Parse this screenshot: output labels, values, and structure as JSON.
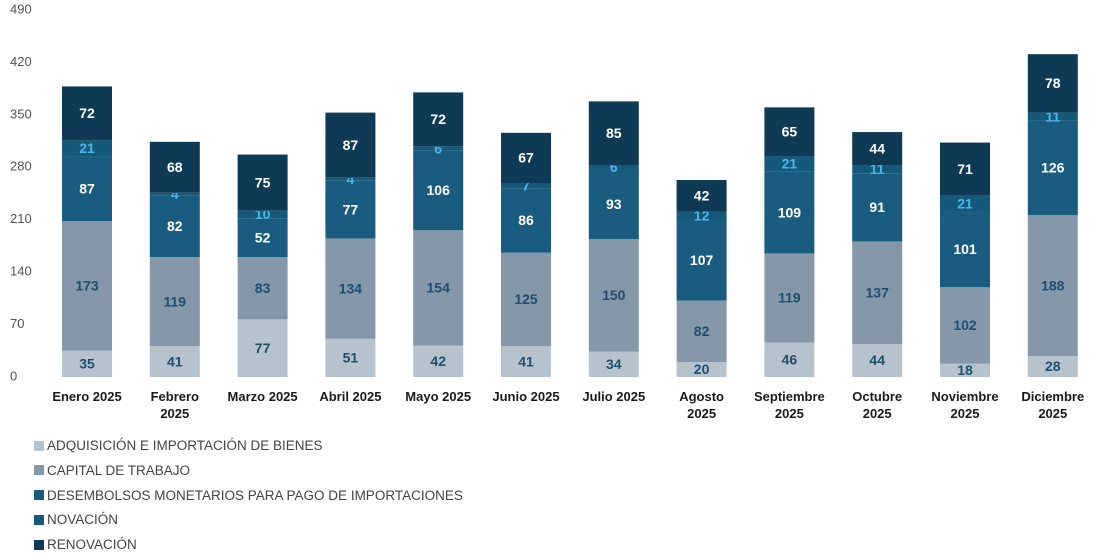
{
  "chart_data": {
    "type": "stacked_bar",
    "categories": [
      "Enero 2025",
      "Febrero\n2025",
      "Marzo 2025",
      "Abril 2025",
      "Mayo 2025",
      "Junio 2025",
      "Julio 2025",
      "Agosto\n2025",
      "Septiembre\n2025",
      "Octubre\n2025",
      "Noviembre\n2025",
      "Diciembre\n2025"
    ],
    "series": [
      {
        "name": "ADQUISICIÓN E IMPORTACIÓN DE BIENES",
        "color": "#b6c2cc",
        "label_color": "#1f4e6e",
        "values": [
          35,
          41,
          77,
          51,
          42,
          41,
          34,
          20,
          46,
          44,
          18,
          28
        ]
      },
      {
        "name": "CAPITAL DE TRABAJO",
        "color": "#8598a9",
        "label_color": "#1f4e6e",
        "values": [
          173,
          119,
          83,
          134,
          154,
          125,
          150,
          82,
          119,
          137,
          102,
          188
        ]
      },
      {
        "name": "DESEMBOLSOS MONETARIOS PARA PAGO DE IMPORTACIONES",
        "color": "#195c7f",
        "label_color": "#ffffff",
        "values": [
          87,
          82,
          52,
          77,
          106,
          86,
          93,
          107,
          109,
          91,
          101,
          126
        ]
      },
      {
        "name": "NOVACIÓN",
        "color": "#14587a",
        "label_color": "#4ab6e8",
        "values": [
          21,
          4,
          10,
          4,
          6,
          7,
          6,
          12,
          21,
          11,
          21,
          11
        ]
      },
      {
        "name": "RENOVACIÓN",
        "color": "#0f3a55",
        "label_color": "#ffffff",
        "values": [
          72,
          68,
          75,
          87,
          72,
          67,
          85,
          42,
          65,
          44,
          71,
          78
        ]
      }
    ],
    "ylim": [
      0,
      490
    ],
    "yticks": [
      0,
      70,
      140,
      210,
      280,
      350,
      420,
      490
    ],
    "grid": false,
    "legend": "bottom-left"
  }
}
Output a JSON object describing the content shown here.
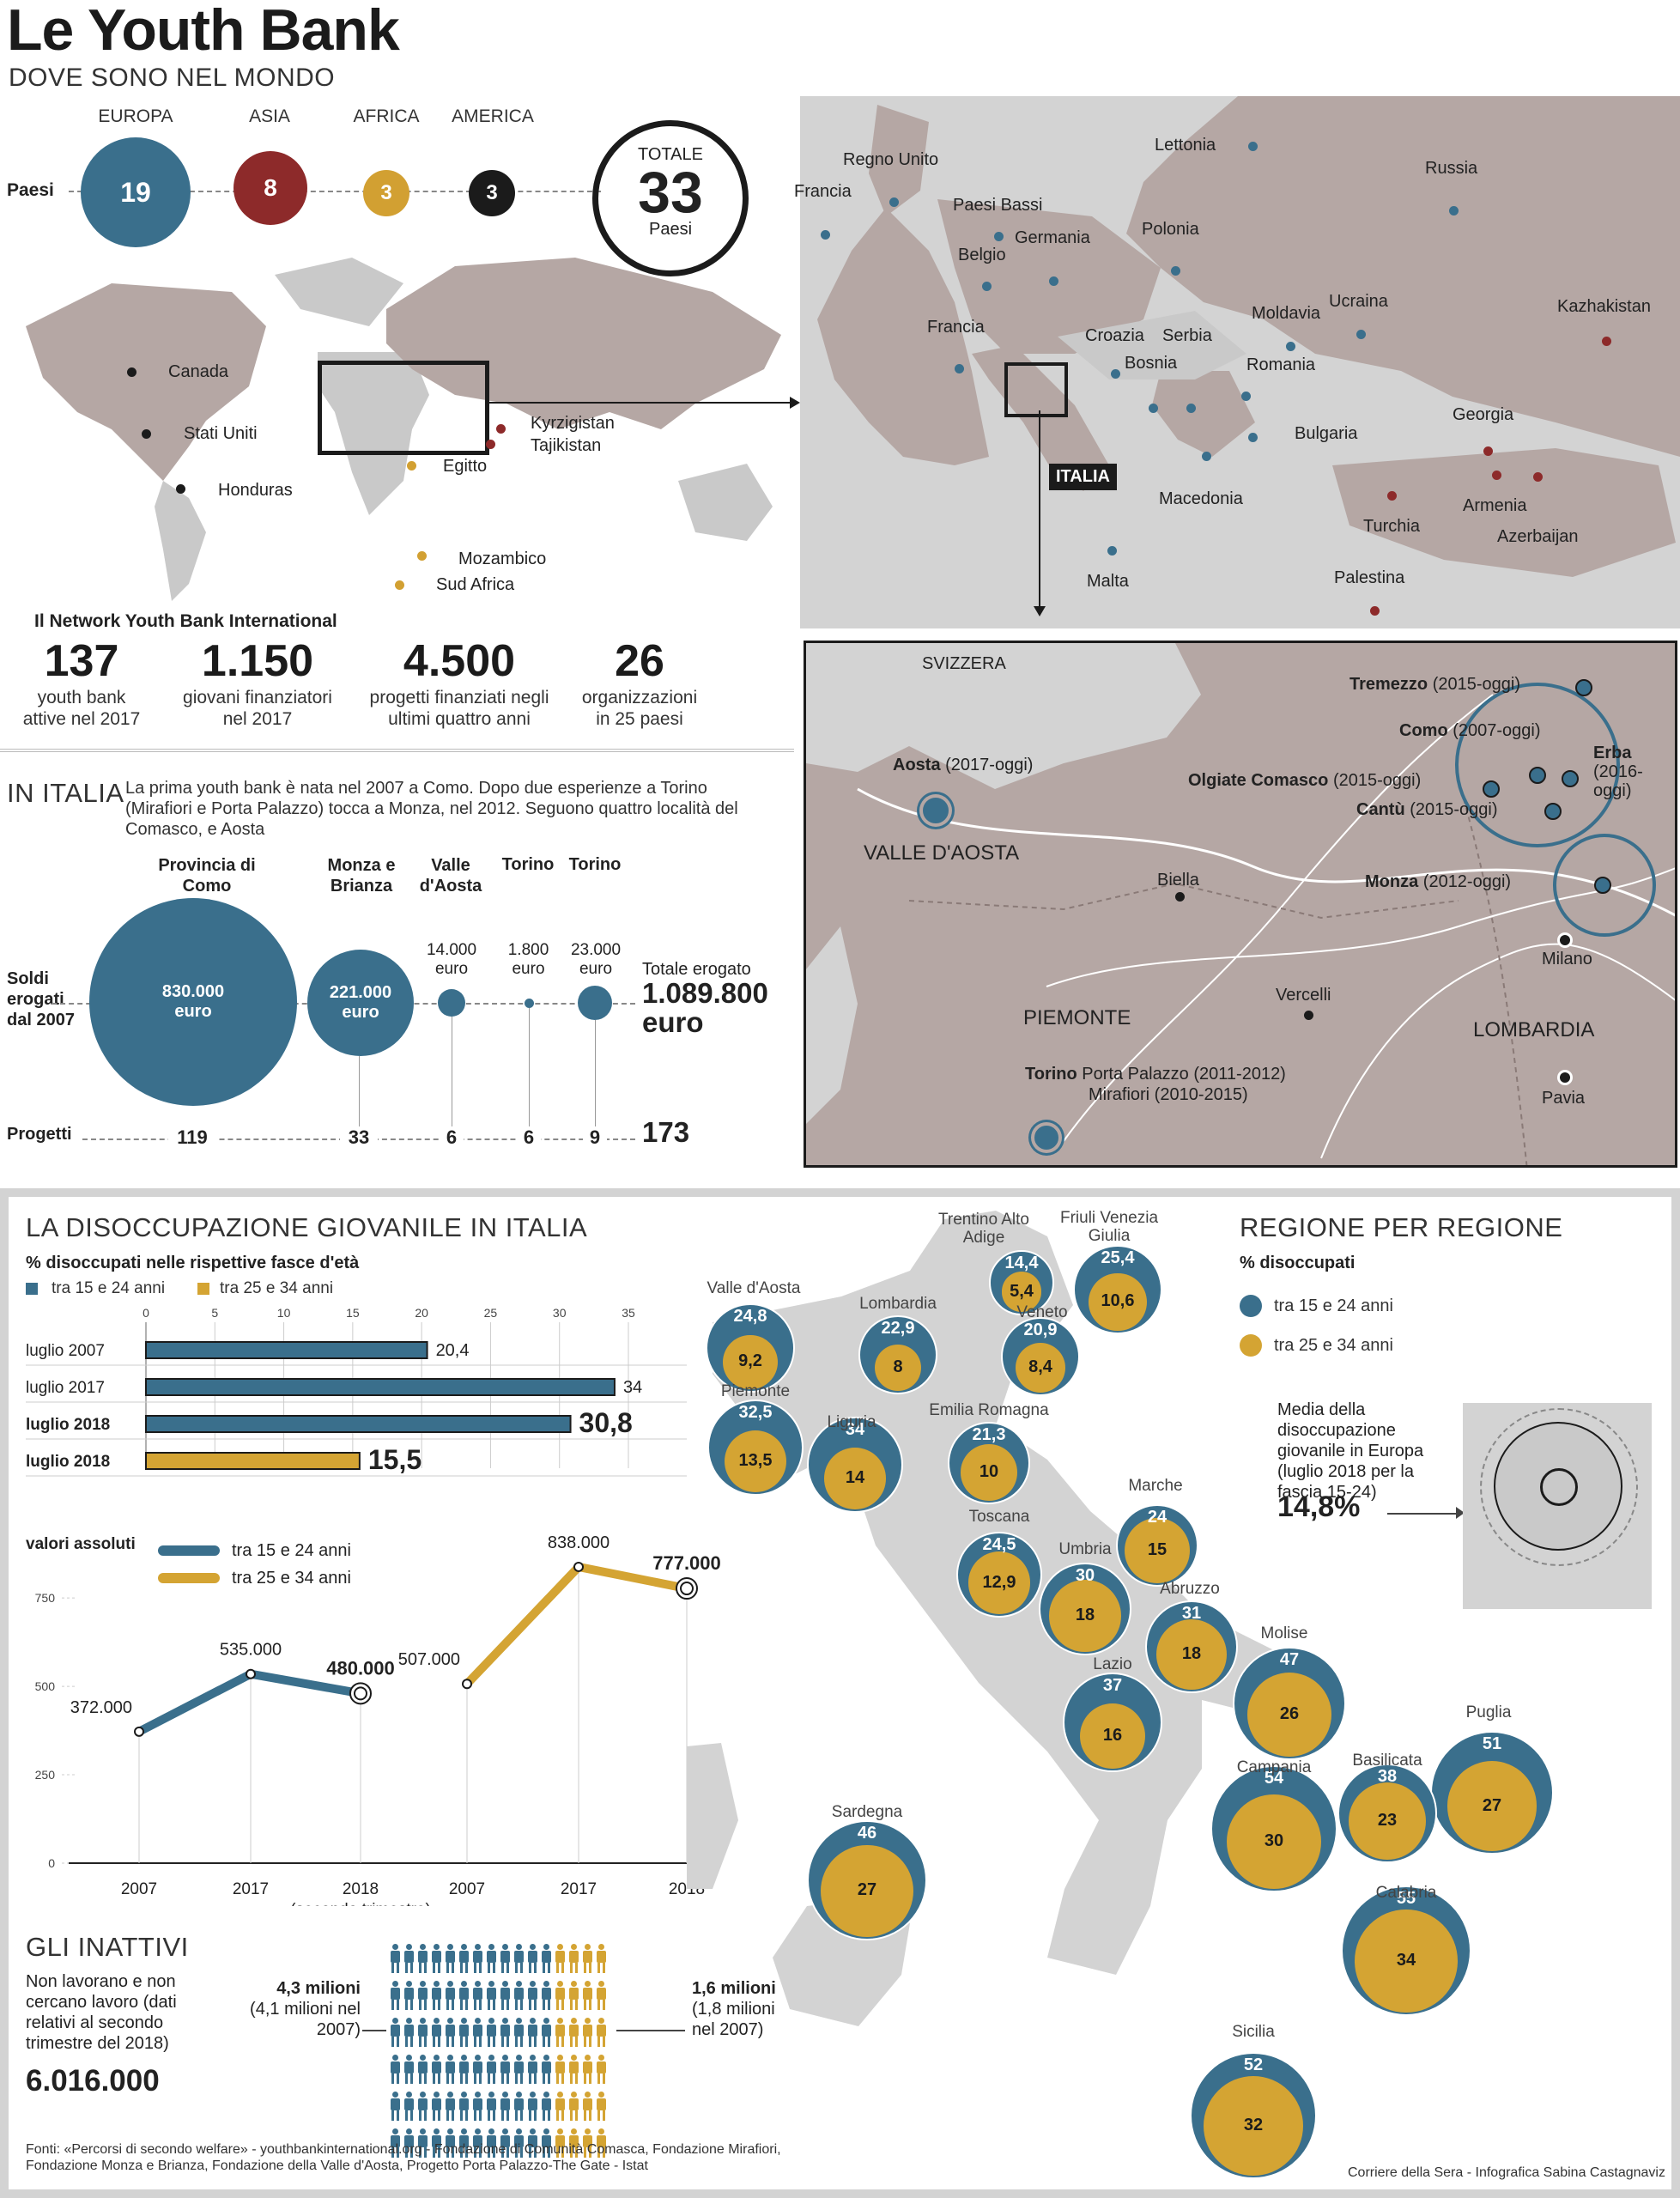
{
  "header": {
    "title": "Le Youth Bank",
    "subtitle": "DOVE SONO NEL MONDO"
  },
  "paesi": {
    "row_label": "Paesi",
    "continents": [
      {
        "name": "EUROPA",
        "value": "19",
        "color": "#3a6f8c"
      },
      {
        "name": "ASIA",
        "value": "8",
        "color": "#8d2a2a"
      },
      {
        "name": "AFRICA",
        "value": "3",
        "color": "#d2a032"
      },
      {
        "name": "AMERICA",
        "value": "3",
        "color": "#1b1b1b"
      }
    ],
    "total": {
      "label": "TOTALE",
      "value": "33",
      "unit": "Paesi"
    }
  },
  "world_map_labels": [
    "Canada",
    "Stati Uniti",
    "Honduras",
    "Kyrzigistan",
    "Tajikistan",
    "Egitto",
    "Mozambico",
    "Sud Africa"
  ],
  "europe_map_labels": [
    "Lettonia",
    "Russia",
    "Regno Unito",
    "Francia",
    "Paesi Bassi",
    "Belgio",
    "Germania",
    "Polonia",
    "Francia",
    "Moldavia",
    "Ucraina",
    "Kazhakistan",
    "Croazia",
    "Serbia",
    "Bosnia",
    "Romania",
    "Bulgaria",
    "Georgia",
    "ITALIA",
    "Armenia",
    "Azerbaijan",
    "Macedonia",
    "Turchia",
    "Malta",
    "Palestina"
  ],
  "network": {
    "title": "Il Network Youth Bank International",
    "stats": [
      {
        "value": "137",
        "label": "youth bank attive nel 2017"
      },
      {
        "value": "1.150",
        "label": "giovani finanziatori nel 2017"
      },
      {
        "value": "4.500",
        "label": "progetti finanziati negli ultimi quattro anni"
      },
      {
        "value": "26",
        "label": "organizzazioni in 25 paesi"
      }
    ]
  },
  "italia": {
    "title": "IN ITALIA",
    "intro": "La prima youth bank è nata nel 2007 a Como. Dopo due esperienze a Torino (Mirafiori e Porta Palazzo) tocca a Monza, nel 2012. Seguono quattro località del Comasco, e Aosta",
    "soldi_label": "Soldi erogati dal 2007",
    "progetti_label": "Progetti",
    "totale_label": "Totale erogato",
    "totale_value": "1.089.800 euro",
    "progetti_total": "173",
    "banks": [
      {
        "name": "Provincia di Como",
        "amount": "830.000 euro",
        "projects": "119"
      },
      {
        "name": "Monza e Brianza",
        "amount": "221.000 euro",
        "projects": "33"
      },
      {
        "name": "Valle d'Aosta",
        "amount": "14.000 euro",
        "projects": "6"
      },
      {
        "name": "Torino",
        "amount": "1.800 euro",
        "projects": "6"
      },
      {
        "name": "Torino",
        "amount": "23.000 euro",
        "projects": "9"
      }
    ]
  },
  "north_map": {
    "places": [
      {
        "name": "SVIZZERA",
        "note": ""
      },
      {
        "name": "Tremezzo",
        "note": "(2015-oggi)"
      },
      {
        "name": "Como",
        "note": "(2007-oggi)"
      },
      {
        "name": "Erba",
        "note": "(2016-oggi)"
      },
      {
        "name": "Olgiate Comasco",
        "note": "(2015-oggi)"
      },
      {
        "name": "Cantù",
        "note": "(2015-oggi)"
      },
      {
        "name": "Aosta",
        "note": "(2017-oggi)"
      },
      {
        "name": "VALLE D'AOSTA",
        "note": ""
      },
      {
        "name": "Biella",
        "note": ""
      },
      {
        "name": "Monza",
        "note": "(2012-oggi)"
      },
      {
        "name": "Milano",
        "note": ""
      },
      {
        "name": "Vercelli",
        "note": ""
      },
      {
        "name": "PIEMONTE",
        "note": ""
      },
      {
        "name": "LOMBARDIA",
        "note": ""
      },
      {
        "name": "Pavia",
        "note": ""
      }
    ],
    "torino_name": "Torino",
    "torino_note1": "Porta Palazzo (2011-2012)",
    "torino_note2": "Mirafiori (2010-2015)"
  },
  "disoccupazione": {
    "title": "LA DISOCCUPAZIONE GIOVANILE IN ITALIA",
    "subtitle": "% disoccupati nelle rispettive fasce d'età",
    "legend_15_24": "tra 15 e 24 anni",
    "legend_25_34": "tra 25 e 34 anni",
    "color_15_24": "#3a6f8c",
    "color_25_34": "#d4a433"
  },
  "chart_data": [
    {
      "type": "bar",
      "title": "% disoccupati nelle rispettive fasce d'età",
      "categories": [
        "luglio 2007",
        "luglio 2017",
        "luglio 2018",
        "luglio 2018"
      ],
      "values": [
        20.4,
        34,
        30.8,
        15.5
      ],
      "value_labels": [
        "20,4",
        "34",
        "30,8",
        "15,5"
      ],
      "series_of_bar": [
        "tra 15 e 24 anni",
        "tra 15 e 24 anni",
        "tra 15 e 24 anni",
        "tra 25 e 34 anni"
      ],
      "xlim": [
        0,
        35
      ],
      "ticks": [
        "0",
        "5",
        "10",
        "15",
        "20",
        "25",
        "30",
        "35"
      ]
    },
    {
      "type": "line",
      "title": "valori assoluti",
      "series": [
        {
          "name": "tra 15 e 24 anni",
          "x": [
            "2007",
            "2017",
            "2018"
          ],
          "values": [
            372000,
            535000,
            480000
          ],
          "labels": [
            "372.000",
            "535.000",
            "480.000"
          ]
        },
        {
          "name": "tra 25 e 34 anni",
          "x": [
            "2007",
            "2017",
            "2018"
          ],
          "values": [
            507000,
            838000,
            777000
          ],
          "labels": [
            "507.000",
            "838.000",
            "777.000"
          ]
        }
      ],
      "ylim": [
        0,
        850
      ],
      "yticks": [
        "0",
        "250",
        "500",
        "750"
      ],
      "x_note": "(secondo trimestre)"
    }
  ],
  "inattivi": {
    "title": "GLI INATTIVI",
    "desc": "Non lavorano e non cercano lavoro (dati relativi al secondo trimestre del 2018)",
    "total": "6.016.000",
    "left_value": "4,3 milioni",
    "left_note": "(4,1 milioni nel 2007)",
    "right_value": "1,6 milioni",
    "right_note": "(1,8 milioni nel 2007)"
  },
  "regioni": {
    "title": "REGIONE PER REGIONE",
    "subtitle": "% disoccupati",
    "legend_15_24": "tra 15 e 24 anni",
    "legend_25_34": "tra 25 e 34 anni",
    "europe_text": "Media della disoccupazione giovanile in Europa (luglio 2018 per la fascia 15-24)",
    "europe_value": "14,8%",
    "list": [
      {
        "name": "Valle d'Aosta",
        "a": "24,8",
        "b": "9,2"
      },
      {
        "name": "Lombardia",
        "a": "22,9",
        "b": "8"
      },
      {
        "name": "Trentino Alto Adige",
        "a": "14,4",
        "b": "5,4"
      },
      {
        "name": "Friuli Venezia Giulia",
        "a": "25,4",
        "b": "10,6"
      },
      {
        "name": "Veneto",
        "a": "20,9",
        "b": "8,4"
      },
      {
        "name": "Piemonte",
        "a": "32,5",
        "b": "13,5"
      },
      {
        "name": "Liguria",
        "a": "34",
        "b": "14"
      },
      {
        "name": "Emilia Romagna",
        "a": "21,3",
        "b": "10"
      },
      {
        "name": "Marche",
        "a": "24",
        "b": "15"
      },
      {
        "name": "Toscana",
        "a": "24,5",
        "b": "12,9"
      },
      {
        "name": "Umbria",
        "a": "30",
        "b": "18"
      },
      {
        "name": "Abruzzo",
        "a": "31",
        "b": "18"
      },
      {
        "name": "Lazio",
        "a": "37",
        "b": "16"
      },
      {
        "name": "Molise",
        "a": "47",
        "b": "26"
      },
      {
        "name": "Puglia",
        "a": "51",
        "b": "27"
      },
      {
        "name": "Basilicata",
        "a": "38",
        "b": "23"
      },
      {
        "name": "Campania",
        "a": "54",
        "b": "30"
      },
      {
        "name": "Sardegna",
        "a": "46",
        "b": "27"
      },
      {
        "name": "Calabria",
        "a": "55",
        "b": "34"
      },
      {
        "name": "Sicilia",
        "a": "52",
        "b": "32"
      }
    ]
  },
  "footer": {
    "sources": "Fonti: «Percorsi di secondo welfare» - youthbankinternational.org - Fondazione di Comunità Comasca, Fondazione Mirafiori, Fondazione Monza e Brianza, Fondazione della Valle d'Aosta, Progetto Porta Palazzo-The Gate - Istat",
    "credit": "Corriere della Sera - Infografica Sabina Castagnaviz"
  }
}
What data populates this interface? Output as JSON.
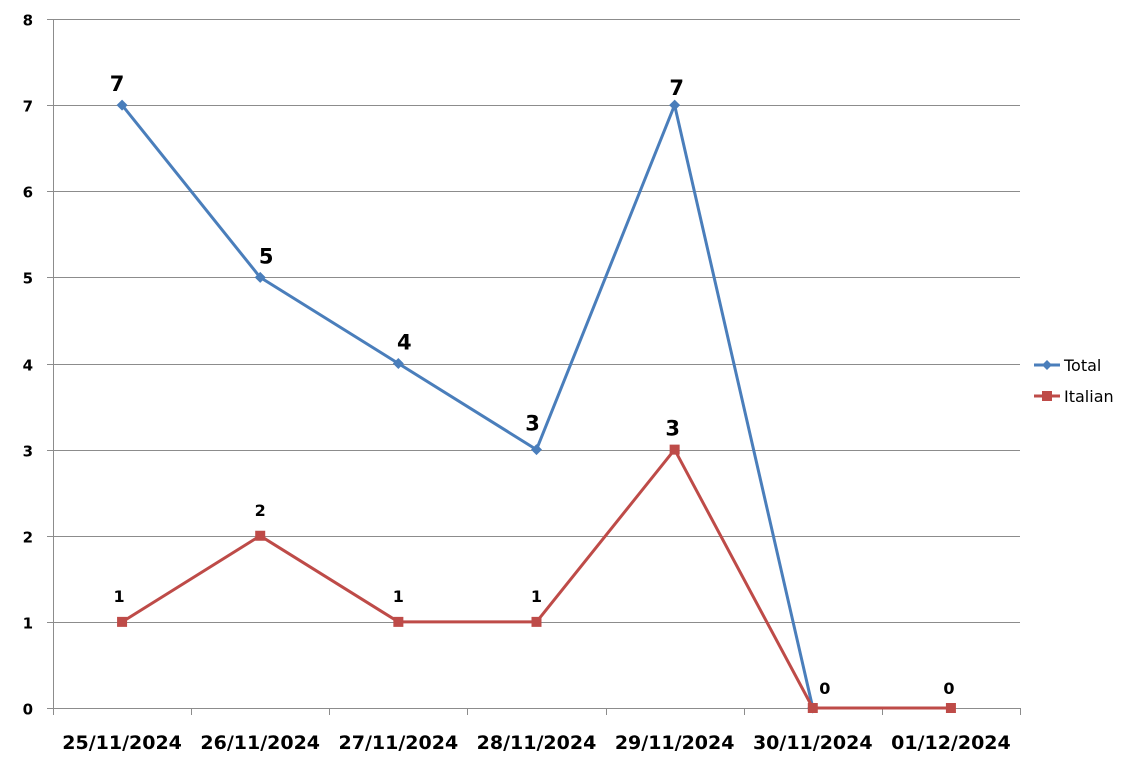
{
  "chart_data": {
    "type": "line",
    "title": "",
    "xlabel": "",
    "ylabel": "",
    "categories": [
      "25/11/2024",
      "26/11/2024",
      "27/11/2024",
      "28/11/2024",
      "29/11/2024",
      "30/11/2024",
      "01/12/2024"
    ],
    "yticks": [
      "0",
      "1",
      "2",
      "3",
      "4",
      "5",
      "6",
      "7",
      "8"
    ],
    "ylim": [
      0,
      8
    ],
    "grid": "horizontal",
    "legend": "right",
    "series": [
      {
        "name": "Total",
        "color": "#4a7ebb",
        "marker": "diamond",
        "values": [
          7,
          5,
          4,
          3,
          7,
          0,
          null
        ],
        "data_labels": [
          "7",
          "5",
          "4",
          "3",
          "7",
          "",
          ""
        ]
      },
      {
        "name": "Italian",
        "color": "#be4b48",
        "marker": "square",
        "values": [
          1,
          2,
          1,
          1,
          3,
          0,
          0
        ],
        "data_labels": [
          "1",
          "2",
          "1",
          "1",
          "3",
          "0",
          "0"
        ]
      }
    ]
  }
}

------------------------

(Exercise prompt): Tell how many lines above contain the word "Como". Give the number alone.

(Worked solution): 3